(Entries with figure data)
[START]
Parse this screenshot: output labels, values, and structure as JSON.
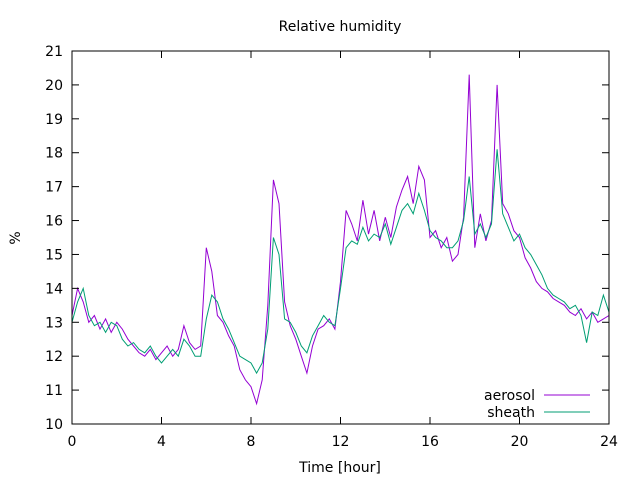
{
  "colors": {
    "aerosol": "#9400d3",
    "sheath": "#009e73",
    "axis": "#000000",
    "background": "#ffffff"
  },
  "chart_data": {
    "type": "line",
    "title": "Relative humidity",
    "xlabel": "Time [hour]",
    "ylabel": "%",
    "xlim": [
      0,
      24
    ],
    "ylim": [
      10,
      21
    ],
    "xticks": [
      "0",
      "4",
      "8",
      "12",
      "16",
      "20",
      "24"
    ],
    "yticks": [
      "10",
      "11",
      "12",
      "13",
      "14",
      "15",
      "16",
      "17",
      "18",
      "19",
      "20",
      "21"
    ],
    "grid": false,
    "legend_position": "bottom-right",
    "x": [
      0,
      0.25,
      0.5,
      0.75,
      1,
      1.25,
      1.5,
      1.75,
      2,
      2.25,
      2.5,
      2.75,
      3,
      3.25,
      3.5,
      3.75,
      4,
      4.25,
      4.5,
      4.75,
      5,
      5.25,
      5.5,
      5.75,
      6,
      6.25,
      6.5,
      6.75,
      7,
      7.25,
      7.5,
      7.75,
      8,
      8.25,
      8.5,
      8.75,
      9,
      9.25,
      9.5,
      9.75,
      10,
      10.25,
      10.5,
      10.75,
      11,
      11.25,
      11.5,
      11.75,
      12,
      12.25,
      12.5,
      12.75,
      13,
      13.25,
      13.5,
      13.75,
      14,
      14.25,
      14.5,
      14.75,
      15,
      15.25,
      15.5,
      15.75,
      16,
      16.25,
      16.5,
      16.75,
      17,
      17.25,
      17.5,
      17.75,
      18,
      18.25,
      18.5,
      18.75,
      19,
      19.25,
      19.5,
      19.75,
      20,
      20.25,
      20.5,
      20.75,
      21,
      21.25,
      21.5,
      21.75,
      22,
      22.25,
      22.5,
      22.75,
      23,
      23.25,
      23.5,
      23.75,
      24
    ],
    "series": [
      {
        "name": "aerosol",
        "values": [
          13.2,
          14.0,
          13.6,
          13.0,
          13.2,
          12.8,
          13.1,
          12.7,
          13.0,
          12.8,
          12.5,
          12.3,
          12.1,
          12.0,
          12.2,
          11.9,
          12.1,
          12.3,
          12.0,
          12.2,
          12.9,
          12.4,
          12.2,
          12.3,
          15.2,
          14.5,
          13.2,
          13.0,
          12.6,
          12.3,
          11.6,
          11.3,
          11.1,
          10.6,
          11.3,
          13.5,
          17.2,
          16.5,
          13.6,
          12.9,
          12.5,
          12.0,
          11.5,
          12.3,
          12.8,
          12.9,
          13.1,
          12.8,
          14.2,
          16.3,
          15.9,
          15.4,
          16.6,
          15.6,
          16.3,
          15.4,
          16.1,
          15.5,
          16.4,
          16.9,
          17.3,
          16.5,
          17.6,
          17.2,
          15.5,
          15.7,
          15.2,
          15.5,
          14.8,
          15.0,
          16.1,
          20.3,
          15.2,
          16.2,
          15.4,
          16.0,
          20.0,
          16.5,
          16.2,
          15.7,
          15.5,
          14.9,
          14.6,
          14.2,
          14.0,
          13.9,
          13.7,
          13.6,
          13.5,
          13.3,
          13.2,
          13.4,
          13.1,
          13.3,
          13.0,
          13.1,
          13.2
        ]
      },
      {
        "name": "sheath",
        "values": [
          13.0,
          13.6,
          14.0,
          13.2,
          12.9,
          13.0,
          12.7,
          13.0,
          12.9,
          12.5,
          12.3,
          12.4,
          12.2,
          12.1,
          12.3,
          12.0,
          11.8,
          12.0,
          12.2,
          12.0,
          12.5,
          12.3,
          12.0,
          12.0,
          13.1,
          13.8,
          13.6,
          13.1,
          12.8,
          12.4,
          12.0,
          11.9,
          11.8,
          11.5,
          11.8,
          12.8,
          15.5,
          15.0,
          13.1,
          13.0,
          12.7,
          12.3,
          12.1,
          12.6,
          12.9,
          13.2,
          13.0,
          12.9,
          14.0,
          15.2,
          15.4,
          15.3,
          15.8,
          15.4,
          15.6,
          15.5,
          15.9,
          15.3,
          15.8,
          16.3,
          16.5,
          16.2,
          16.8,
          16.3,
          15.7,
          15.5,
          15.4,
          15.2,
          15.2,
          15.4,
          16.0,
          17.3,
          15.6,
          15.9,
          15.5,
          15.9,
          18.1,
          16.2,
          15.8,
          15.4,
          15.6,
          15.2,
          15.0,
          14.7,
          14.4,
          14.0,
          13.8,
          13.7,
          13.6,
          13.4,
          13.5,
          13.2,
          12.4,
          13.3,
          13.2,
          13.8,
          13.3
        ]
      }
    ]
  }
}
[END]
**Exercise prompt**
In the copy, include all records verbatim but no images.

**Solution for this task**
Parse this screenshot: output labels, values, and structure as JSON.
{
  "colors": {
    "aerosol": "#9400d3",
    "sheath": "#009e73",
    "axis": "#000000",
    "background": "#ffffff"
  },
  "chart_data": {
    "type": "line",
    "title": "Relative humidity",
    "xlabel": "Time [hour]",
    "ylabel": "%",
    "xlim": [
      0,
      24
    ],
    "ylim": [
      10,
      21
    ],
    "xticks": [
      "0",
      "4",
      "8",
      "12",
      "16",
      "20",
      "24"
    ],
    "yticks": [
      "10",
      "11",
      "12",
      "13",
      "14",
      "15",
      "16",
      "17",
      "18",
      "19",
      "20",
      "21"
    ],
    "grid": false,
    "legend_position": "bottom-right",
    "x": [
      0,
      0.25,
      0.5,
      0.75,
      1,
      1.25,
      1.5,
      1.75,
      2,
      2.25,
      2.5,
      2.75,
      3,
      3.25,
      3.5,
      3.75,
      4,
      4.25,
      4.5,
      4.75,
      5,
      5.25,
      5.5,
      5.75,
      6,
      6.25,
      6.5,
      6.75,
      7,
      7.25,
      7.5,
      7.75,
      8,
      8.25,
      8.5,
      8.75,
      9,
      9.25,
      9.5,
      9.75,
      10,
      10.25,
      10.5,
      10.75,
      11,
      11.25,
      11.5,
      11.75,
      12,
      12.25,
      12.5,
      12.75,
      13,
      13.25,
      13.5,
      13.75,
      14,
      14.25,
      14.5,
      14.75,
      15,
      15.25,
      15.5,
      15.75,
      16,
      16.25,
      16.5,
      16.75,
      17,
      17.25,
      17.5,
      17.75,
      18,
      18.25,
      18.5,
      18.75,
      19,
      19.25,
      19.5,
      19.75,
      20,
      20.25,
      20.5,
      20.75,
      21,
      21.25,
      21.5,
      21.75,
      22,
      22.25,
      22.5,
      22.75,
      23,
      23.25,
      23.5,
      23.75,
      24
    ],
    "series": [
      {
        "name": "aerosol",
        "values": [
          13.2,
          14.0,
          13.6,
          13.0,
          13.2,
          12.8,
          13.1,
          12.7,
          13.0,
          12.8,
          12.5,
          12.3,
          12.1,
          12.0,
          12.2,
          11.9,
          12.1,
          12.3,
          12.0,
          12.2,
          12.9,
          12.4,
          12.2,
          12.3,
          15.2,
          14.5,
          13.2,
          13.0,
          12.6,
          12.3,
          11.6,
          11.3,
          11.1,
          10.6,
          11.3,
          13.5,
          17.2,
          16.5,
          13.6,
          12.9,
          12.5,
          12.0,
          11.5,
          12.3,
          12.8,
          12.9,
          13.1,
          12.8,
          14.2,
          16.3,
          15.9,
          15.4,
          16.6,
          15.6,
          16.3,
          15.4,
          16.1,
          15.5,
          16.4,
          16.9,
          17.3,
          16.5,
          17.6,
          17.2,
          15.5,
          15.7,
          15.2,
          15.5,
          14.8,
          15.0,
          16.1,
          20.3,
          15.2,
          16.2,
          15.4,
          16.0,
          20.0,
          16.5,
          16.2,
          15.7,
          15.5,
          14.9,
          14.6,
          14.2,
          14.0,
          13.9,
          13.7,
          13.6,
          13.5,
          13.3,
          13.2,
          13.4,
          13.1,
          13.3,
          13.0,
          13.1,
          13.2
        ]
      },
      {
        "name": "sheath",
        "values": [
          13.0,
          13.6,
          14.0,
          13.2,
          12.9,
          13.0,
          12.7,
          13.0,
          12.9,
          12.5,
          12.3,
          12.4,
          12.2,
          12.1,
          12.3,
          12.0,
          11.8,
          12.0,
          12.2,
          12.0,
          12.5,
          12.3,
          12.0,
          12.0,
          13.1,
          13.8,
          13.6,
          13.1,
          12.8,
          12.4,
          12.0,
          11.9,
          11.8,
          11.5,
          11.8,
          12.8,
          15.5,
          15.0,
          13.1,
          13.0,
          12.7,
          12.3,
          12.1,
          12.6,
          12.9,
          13.2,
          13.0,
          12.9,
          14.0,
          15.2,
          15.4,
          15.3,
          15.8,
          15.4,
          15.6,
          15.5,
          15.9,
          15.3,
          15.8,
          16.3,
          16.5,
          16.2,
          16.8,
          16.3,
          15.7,
          15.5,
          15.4,
          15.2,
          15.2,
          15.4,
          16.0,
          17.3,
          15.6,
          15.9,
          15.5,
          15.9,
          18.1,
          16.2,
          15.8,
          15.4,
          15.6,
          15.2,
          15.0,
          14.7,
          14.4,
          14.0,
          13.8,
          13.7,
          13.6,
          13.4,
          13.5,
          13.2,
          12.4,
          13.3,
          13.2,
          13.8,
          13.3
        ]
      }
    ]
  }
}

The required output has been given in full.